• [Task description]
Emit the exact text of every line from the line with "Decode this image" to the line with "Enumerate this screenshot's", both ends included. No other output is expected.

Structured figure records

▽

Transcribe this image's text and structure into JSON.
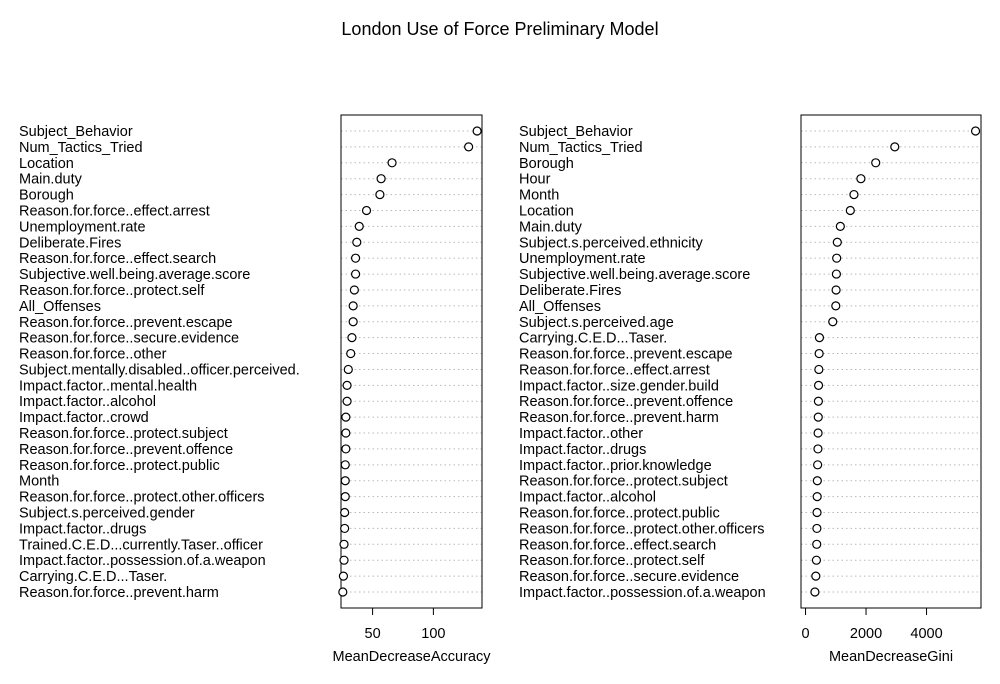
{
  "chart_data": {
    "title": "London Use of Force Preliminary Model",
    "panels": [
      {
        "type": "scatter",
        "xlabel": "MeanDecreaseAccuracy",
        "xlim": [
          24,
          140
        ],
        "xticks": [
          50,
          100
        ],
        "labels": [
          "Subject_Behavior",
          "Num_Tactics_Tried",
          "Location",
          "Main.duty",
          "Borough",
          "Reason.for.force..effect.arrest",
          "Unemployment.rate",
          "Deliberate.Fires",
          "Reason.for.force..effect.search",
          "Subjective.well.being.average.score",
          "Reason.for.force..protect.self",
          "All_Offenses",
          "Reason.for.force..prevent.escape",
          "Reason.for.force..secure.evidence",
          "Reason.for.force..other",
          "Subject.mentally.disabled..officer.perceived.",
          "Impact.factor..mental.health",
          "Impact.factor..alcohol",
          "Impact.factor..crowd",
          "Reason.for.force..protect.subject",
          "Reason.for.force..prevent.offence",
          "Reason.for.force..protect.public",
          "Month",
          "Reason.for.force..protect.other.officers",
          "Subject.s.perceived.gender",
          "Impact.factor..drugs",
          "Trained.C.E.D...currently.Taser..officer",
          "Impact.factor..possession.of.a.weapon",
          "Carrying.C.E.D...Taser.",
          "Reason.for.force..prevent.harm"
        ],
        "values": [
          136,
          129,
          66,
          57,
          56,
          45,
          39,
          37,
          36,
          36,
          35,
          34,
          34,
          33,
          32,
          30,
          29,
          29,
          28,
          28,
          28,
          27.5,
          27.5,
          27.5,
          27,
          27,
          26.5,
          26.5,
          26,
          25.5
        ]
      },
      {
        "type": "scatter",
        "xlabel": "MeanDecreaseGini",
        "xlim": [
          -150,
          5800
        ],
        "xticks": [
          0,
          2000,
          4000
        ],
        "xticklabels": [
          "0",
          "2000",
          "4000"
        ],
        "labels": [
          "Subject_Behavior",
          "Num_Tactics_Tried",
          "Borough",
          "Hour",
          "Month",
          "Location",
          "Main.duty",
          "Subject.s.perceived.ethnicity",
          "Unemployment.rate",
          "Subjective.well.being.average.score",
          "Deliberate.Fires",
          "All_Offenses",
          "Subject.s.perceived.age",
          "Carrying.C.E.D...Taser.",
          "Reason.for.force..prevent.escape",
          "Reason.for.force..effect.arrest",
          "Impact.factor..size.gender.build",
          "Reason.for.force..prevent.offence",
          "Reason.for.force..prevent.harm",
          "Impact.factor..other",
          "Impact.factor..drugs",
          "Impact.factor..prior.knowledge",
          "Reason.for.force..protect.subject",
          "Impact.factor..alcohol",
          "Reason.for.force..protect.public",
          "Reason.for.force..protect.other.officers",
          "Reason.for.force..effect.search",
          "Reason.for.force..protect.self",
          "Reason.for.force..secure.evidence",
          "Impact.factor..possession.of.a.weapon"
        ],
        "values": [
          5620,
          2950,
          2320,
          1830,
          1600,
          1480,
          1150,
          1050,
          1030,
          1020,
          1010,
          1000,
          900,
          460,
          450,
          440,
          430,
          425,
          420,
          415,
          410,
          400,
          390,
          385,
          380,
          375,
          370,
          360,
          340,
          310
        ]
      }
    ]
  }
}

△
▽

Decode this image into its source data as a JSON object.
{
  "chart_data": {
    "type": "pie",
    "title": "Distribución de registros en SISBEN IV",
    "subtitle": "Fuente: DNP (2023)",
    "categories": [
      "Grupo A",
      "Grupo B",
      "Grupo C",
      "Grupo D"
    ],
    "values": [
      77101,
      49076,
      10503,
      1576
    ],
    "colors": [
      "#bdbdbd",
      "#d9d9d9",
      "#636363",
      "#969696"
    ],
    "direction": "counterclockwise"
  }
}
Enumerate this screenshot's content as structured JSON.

△
▽

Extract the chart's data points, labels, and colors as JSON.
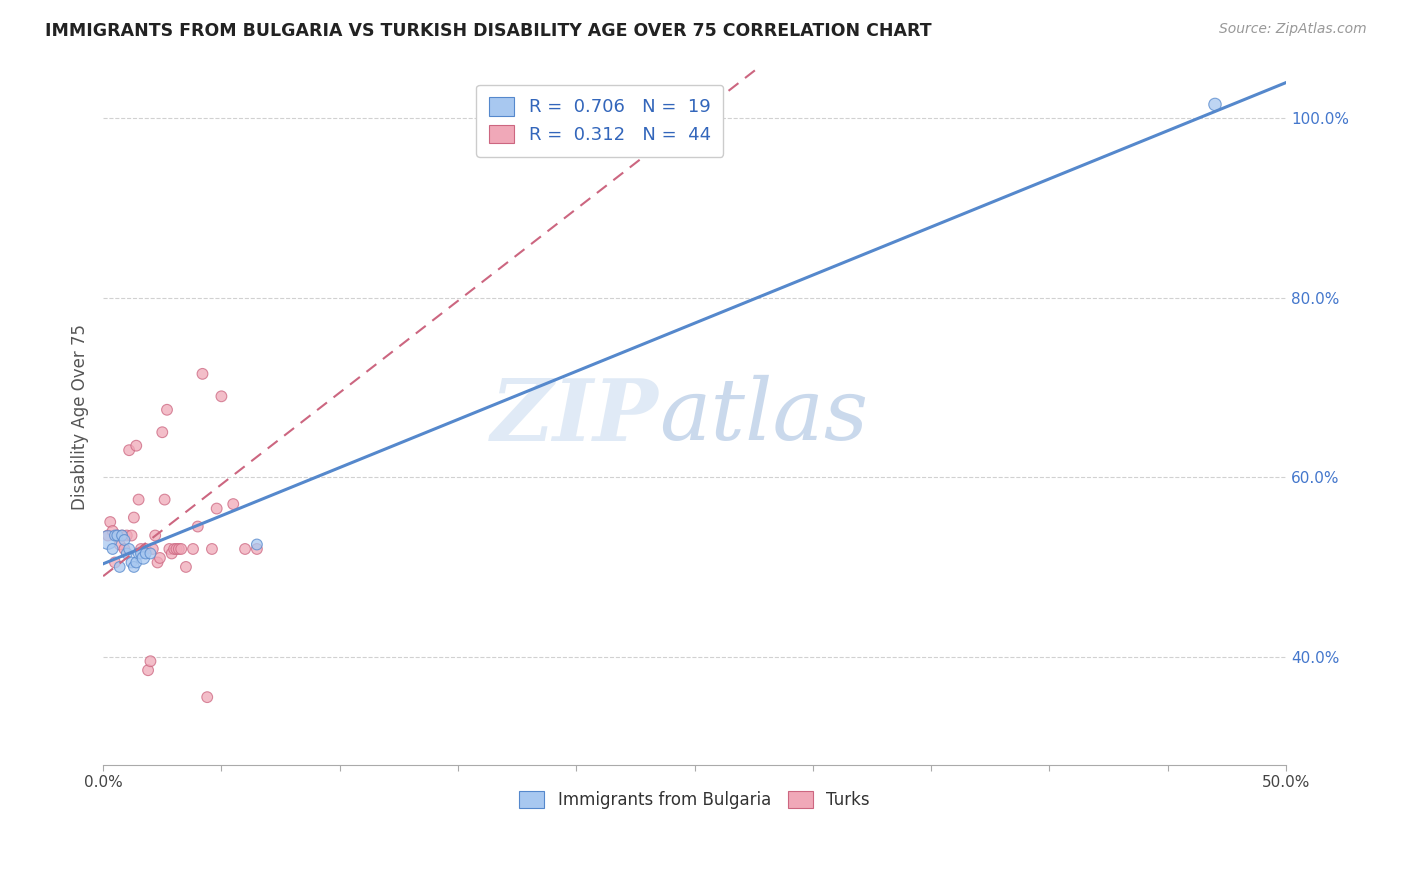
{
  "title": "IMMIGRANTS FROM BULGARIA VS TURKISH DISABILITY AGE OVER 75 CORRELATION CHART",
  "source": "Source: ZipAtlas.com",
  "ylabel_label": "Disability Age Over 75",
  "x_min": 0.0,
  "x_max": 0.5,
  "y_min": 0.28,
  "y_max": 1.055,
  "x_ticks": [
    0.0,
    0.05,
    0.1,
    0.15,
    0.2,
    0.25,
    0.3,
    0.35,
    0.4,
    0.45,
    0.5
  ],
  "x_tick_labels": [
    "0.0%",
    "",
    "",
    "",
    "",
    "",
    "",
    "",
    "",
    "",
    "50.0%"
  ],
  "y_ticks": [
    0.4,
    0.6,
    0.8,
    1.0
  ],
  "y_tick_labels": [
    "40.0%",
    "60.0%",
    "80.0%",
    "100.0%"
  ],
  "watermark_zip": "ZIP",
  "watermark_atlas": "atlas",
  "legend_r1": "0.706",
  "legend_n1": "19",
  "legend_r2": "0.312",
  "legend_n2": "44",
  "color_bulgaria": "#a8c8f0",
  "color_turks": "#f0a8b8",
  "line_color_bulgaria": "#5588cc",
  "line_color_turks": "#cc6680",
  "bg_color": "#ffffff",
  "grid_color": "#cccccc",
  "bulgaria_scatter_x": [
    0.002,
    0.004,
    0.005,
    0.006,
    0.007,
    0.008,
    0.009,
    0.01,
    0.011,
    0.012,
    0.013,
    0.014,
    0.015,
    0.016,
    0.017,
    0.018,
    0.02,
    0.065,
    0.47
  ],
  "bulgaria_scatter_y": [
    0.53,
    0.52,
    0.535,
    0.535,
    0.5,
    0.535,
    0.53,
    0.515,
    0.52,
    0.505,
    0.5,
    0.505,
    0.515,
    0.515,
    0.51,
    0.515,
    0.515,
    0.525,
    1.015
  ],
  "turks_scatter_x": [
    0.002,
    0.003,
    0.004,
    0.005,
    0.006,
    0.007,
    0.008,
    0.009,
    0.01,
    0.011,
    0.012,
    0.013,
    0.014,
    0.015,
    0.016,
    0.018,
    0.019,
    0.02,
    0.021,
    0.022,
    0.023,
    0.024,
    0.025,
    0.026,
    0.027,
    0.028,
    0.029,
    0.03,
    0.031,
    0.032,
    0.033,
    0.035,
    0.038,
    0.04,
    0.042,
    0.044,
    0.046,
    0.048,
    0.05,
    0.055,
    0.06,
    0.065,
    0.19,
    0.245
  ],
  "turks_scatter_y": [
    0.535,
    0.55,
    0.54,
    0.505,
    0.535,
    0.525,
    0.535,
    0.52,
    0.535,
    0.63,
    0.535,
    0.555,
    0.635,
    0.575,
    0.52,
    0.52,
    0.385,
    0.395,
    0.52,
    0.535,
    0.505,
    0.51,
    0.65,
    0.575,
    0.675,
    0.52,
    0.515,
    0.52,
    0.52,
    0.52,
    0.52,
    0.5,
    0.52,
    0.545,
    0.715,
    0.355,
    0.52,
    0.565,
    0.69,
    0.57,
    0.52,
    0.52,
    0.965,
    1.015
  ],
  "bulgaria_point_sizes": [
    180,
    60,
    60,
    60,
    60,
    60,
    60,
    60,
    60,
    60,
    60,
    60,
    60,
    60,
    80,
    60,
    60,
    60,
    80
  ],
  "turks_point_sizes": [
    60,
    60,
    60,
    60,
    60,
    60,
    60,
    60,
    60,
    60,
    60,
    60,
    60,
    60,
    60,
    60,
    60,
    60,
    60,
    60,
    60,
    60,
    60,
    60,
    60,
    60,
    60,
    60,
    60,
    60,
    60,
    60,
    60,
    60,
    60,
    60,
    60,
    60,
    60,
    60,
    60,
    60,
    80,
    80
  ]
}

△

• [Answer in full]
Decode this image into its source data as a JSON object.
{
  "chart_data": {
    "type": "pie",
    "title": "Distribución de registros en SISBEN IV",
    "subtitle": "Fuente: DNP (2023)",
    "categories": [
      "Grupo A",
      "Grupo B",
      "Grupo C",
      "Grupo D"
    ],
    "values": [
      77101,
      49076,
      10503,
      1576
    ],
    "colors": [
      "#bdbdbd",
      "#d9d9d9",
      "#636363",
      "#969696"
    ],
    "direction": "counterclockwise"
  }
}
Enumerate this screenshot's content as structured JSON.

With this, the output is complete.